### RECORDS TO USE
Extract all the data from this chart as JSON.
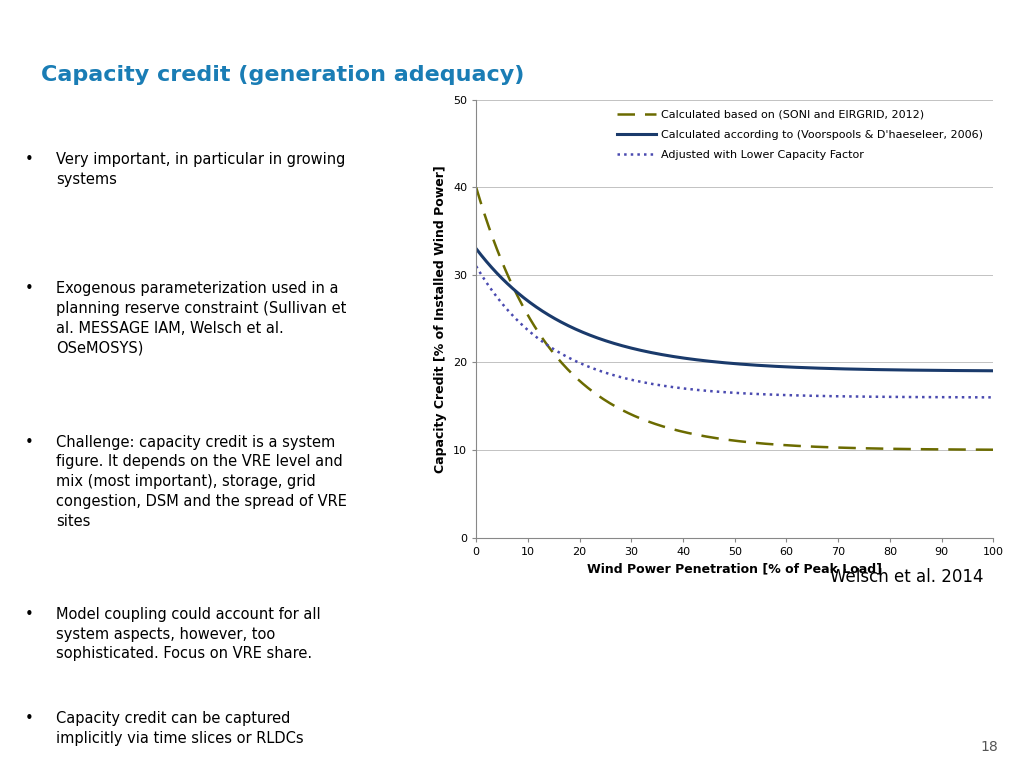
{
  "title": "Capacity credit (generation adequacy)",
  "title_color": "#1a7db5",
  "bullet_points": [
    "Very important, in particular in growing\nsystems",
    "Exogenous parameterization used in a\nplanning reserve constraint (Sullivan et\nal. MESSAGE IAM, Welsch et al.\nOSeMOSYS)",
    "Challenge: capacity credit is a system\nfigure. It depends on the VRE level and\nmix (most important), storage, grid\ncongestion, DSM and the spread of VRE\nsites",
    "Model coupling could account for all\nsystem aspects, however, too\nsophisticated. Focus on VRE share.",
    "Capacity credit can be captured\nimplicitly via time slices or RLDCs"
  ],
  "xlabel": "Wind Power Penetration [% of Peak Load]",
  "ylabel": "Capacity Credit [% of Installed Wind Power]",
  "xlim": [
    0,
    100
  ],
  "ylim": [
    0,
    50
  ],
  "xticks": [
    0,
    10,
    20,
    30,
    40,
    50,
    60,
    70,
    80,
    90,
    100
  ],
  "yticks": [
    0,
    10,
    20,
    30,
    40,
    50
  ],
  "line1_label": "Calculated based on (SONI and EIRGRID, 2012)",
  "line2_label": "Calculated according to (Voorspools & D'haeseleer, 2006)",
  "line3_label": "Adjusted with Lower Capacity Factor",
  "line1_color": "#6b6b00",
  "line2_color": "#1a3a6b",
  "line3_color": "#4a4ab0",
  "watermark": "Welsch et al. 2014",
  "slide_number": "18",
  "background_color": "#ffffff"
}
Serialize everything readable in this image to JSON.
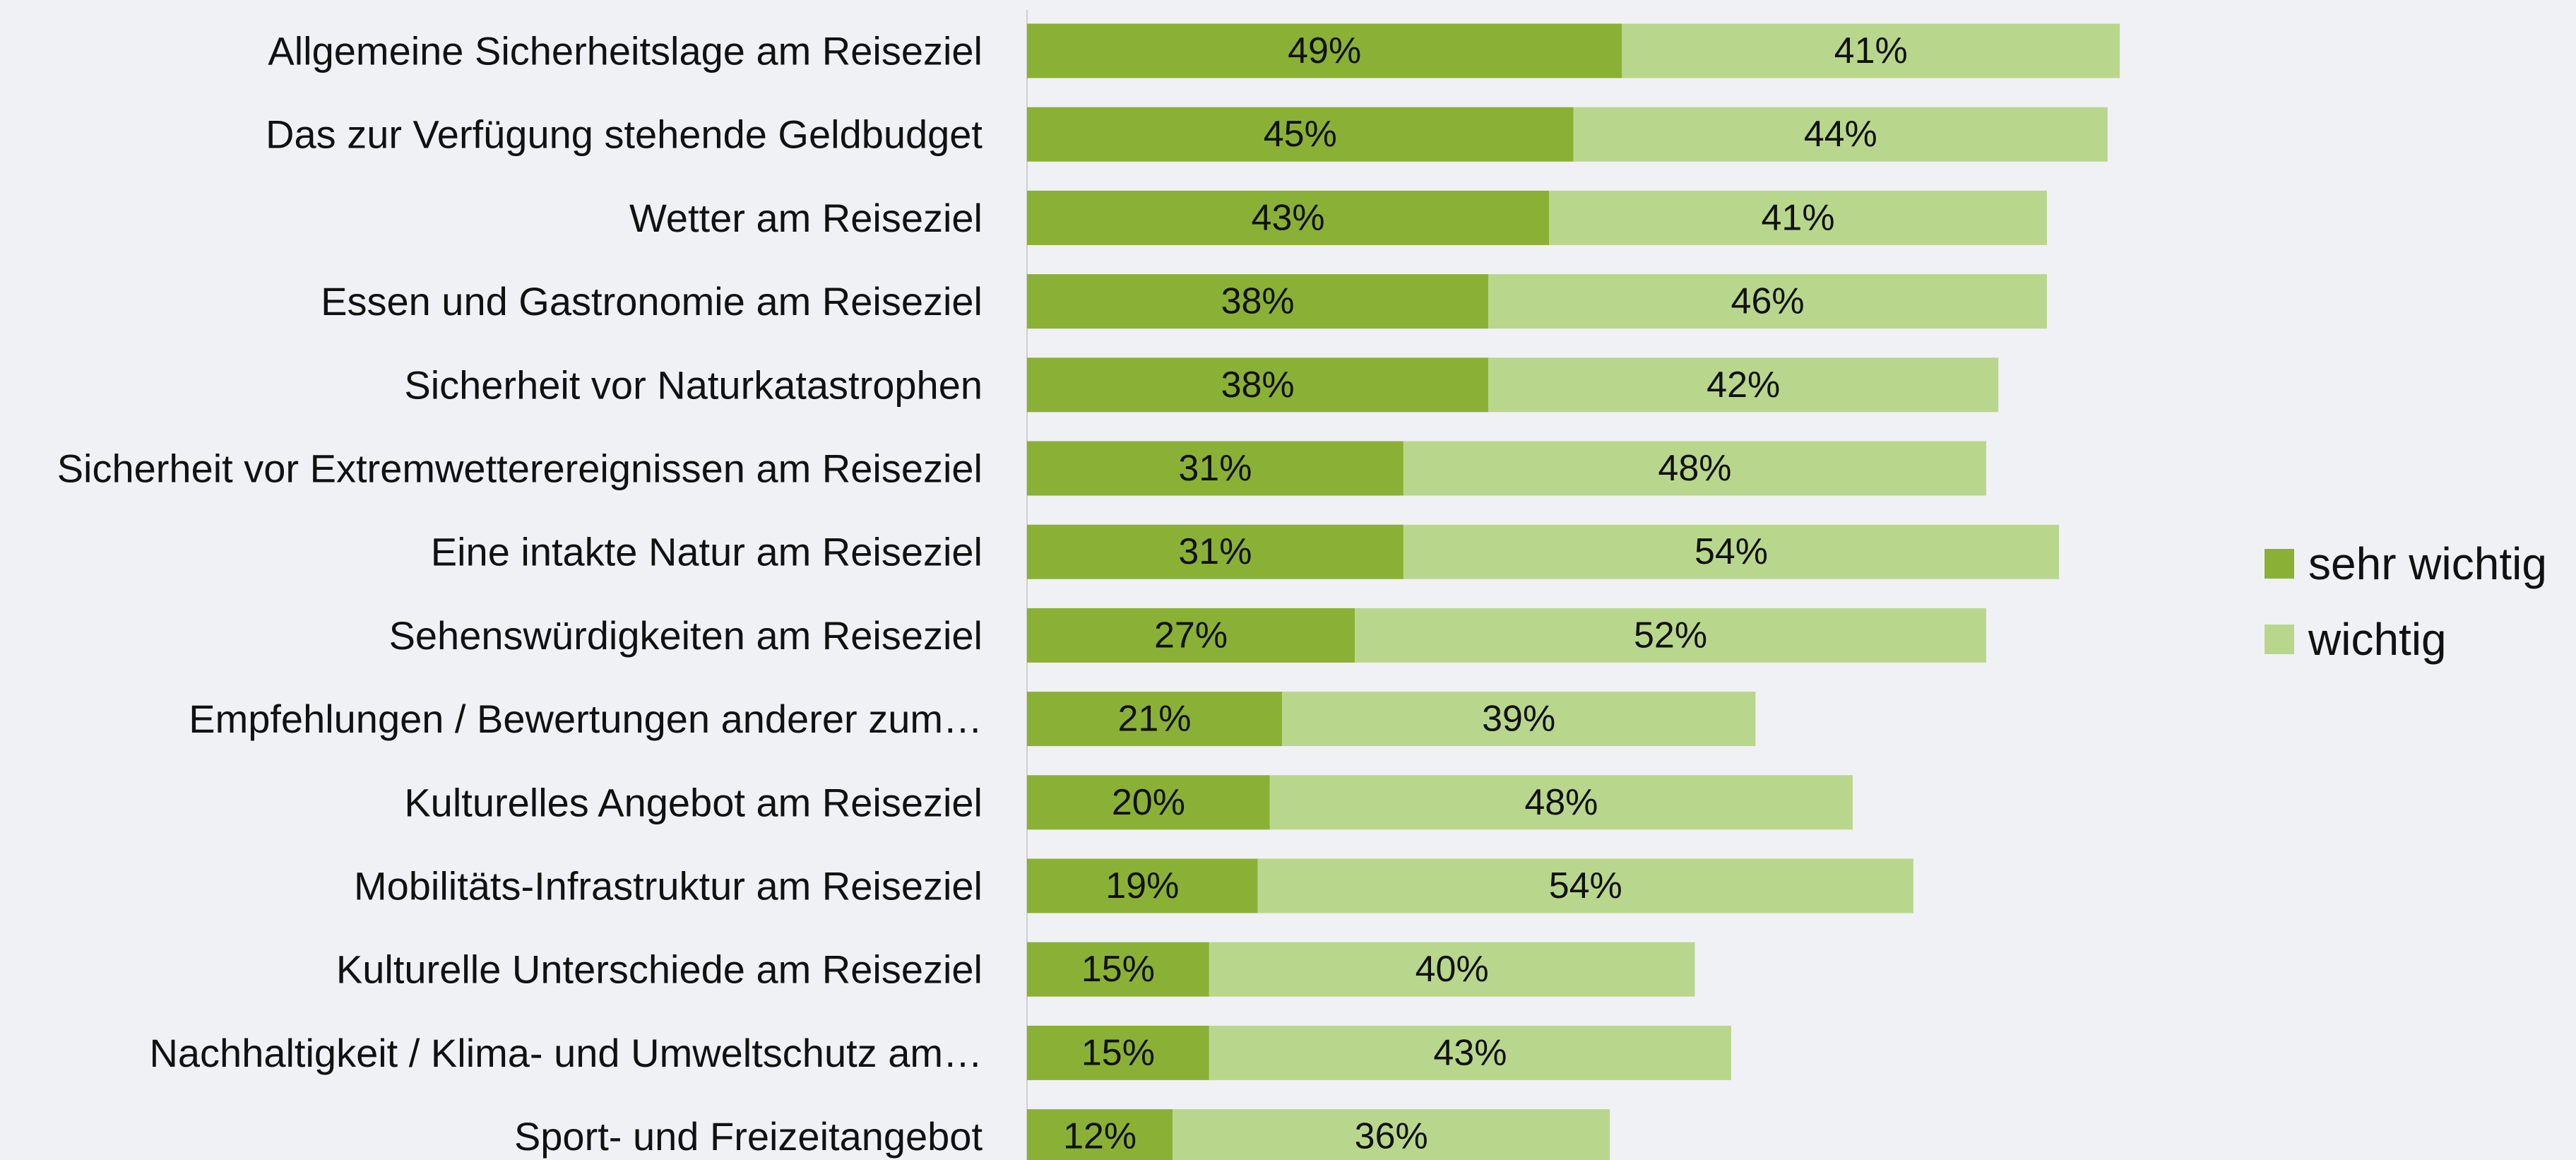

### WRITTEN TASK
Skip the images and write out the rest of the listing exactly.

### TASK SOLUTION
Extract all the data from this chart as JSON.
{
  "title": "Capacity credit (generation adequacy)",
  "title_color": "#1a7db5",
  "bullet_points": [
    "Very important, in particular in growing\nsystems",
    "Exogenous parameterization used in a\nplanning reserve constraint (Sullivan et\nal. MESSAGE IAM, Welsch et al.\nOSeMOSYS)",
    "Challenge: capacity credit is a system\nfigure. It depends on the VRE level and\nmix (most important), storage, grid\ncongestion, DSM and the spread of VRE\nsites",
    "Model coupling could account for all\nsystem aspects, however, too\nsophisticated. Focus on VRE share.",
    "Capacity credit can be captured\nimplicitly via time slices or RLDCs"
  ],
  "xlabel": "Wind Power Penetration [% of Peak Load]",
  "ylabel": "Capacity Credit [% of Installed Wind Power]",
  "xlim": [
    0,
    100
  ],
  "ylim": [
    0,
    50
  ],
  "xticks": [
    0,
    10,
    20,
    30,
    40,
    50,
    60,
    70,
    80,
    90,
    100
  ],
  "yticks": [
    0,
    10,
    20,
    30,
    40,
    50
  ],
  "line1_label": "Calculated based on (SONI and EIRGRID, 2012)",
  "line2_label": "Calculated according to (Voorspools & D'haeseleer, 2006)",
  "line3_label": "Adjusted with Lower Capacity Factor",
  "line1_color": "#6b6b00",
  "line2_color": "#1a3a6b",
  "line3_color": "#4a4ab0",
  "watermark": "Welsch et al. 2014",
  "slide_number": "18",
  "background_color": "#ffffff"
}
Serialize everything readable in this image to JSON.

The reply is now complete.